Task description: Would you restate all the data that follows, word for word?

── Stored data

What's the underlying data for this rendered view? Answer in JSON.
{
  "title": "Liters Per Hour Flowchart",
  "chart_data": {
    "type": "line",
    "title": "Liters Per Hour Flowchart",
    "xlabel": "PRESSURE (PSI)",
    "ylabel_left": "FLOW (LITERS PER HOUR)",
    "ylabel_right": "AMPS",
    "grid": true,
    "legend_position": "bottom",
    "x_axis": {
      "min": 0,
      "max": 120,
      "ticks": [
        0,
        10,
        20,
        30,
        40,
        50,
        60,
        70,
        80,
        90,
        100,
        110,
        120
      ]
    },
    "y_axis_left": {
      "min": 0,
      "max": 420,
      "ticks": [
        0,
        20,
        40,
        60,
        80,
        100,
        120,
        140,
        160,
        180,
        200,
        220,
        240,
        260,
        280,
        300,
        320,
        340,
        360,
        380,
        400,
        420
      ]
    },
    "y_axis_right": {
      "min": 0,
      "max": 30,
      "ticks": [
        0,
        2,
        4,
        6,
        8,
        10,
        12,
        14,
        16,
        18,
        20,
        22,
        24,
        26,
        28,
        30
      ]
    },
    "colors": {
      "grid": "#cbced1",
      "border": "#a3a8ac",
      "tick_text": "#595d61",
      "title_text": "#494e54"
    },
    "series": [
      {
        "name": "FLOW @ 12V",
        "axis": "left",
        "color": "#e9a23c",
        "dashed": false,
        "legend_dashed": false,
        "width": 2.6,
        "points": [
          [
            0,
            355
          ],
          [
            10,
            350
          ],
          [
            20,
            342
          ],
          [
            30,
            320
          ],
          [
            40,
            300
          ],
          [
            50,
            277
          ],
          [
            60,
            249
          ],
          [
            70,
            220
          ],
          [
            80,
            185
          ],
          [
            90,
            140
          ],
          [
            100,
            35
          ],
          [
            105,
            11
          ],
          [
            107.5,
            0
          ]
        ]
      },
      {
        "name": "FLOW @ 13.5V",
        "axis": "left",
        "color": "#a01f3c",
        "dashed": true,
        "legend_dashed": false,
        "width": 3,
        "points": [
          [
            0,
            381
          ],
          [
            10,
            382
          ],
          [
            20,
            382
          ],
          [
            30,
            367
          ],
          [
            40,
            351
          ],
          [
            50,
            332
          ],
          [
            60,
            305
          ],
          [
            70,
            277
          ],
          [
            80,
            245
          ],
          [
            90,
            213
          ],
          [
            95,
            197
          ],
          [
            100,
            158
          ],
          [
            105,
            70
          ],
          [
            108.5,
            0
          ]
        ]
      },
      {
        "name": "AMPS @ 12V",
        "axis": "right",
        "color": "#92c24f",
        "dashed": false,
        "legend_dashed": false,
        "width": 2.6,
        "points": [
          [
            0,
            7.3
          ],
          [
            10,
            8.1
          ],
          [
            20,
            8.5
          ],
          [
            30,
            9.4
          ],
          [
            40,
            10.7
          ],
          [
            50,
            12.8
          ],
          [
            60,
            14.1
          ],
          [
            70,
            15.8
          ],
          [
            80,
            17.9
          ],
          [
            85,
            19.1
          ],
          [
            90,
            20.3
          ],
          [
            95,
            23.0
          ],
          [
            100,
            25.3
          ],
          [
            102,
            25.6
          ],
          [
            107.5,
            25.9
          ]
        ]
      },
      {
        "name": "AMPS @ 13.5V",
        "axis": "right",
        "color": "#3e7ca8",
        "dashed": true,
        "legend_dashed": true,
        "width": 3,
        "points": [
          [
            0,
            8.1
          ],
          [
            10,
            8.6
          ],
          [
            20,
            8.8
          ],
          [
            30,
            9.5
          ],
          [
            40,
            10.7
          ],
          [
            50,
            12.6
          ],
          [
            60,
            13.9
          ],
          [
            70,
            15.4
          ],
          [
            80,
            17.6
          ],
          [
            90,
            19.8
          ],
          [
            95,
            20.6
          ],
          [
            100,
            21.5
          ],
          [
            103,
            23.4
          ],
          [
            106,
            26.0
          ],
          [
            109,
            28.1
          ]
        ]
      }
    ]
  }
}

────

Solution for this exercise:
What's the underlying data for this rendered view? Answer in JSON.
{
  "title": "Liters Per Hour Flowchart",
  "chart_data": {
    "type": "line",
    "title": "Liters Per Hour Flowchart",
    "xlabel": "PRESSURE (PSI)",
    "ylabel_left": "FLOW (LITERS PER HOUR)",
    "ylabel_right": "AMPS",
    "grid": true,
    "legend_position": "bottom",
    "x_axis": {
      "min": 0,
      "max": 120,
      "ticks": [
        0,
        10,
        20,
        30,
        40,
        50,
        60,
        70,
        80,
        90,
        100,
        110,
        120
      ]
    },
    "y_axis_left": {
      "min": 0,
      "max": 420,
      "ticks": [
        0,
        20,
        40,
        60,
        80,
        100,
        120,
        140,
        160,
        180,
        200,
        220,
        240,
        260,
        280,
        300,
        320,
        340,
        360,
        380,
        400,
        420
      ]
    },
    "y_axis_right": {
      "min": 0,
      "max": 30,
      "ticks": [
        0,
        2,
        4,
        6,
        8,
        10,
        12,
        14,
        16,
        18,
        20,
        22,
        24,
        26,
        28,
        30
      ]
    },
    "colors": {
      "grid": "#cbced1",
      "border": "#a3a8ac",
      "tick_text": "#595d61",
      "title_text": "#494e54"
    },
    "series": [
      {
        "name": "FLOW @ 12V",
        "axis": "left",
        "color": "#e9a23c",
        "dashed": false,
        "legend_dashed": false,
        "width": 2.6,
        "points": [
          [
            0,
            355
          ],
          [
            10,
            350
          ],
          [
            20,
            342
          ],
          [
            30,
            320
          ],
          [
            40,
            300
          ],
          [
            50,
            277
          ],
          [
            60,
            249
          ],
          [
            70,
            220
          ],
          [
            80,
            185
          ],
          [
            90,
            140
          ],
          [
            100,
            35
          ],
          [
            105,
            11
          ],
          [
            107.5,
            0
          ]
        ]
      },
      {
        "name": "FLOW @ 13.5V",
        "axis": "left",
        "color": "#a01f3c",
        "dashed": true,
        "legend_dashed": false,
        "width": 3,
        "points": [
          [
            0,
            381
          ],
          [
            10,
            382
          ],
          [
            20,
            382
          ],
          [
            30,
            367
          ],
          [
            40,
            351
          ],
          [
            50,
            332
          ],
          [
            60,
            305
          ],
          [
            70,
            277
          ],
          [
            80,
            245
          ],
          [
            90,
            213
          ],
          [
            95,
            197
          ],
          [
            100,
            158
          ],
          [
            105,
            70
          ],
          [
            108.5,
            0
          ]
        ]
      },
      {
        "name": "AMPS @ 12V",
        "axis": "right",
        "color": "#92c24f",
        "dashed": false,
        "legend_dashed": false,
        "width": 2.6,
        "points": [
          [
            0,
            7.3
          ],
          [
            10,
            8.1
          ],
          [
            20,
            8.5
          ],
          [
            30,
            9.4
          ],
          [
            40,
            10.7
          ],
          [
            50,
            12.8
          ],
          [
            60,
            14.1
          ],
          [
            70,
            15.8
          ],
          [
            80,
            17.9
          ],
          [
            85,
            19.1
          ],
          [
            90,
            20.3
          ],
          [
            95,
            23.0
          ],
          [
            100,
            25.3
          ],
          [
            102,
            25.6
          ],
          [
            107.5,
            25.9
          ]
        ]
      },
      {
        "name": "AMPS @ 13.5V",
        "axis": "right",
        "color": "#3e7ca8",
        "dashed": true,
        "legend_dashed": true,
        "width": 3,
        "points": [
          [
            0,
            8.1
          ],
          [
            10,
            8.6
          ],
          [
            20,
            8.8
          ],
          [
            30,
            9.5
          ],
          [
            40,
            10.7
          ],
          [
            50,
            12.6
          ],
          [
            60,
            13.9
          ],
          [
            70,
            15.4
          ],
          [
            80,
            17.6
          ],
          [
            90,
            19.8
          ],
          [
            95,
            20.6
          ],
          [
            100,
            21.5
          ],
          [
            103,
            23.4
          ],
          [
            106,
            26.0
          ],
          [
            109,
            28.1
          ]
        ]
      }
    ]
  }
}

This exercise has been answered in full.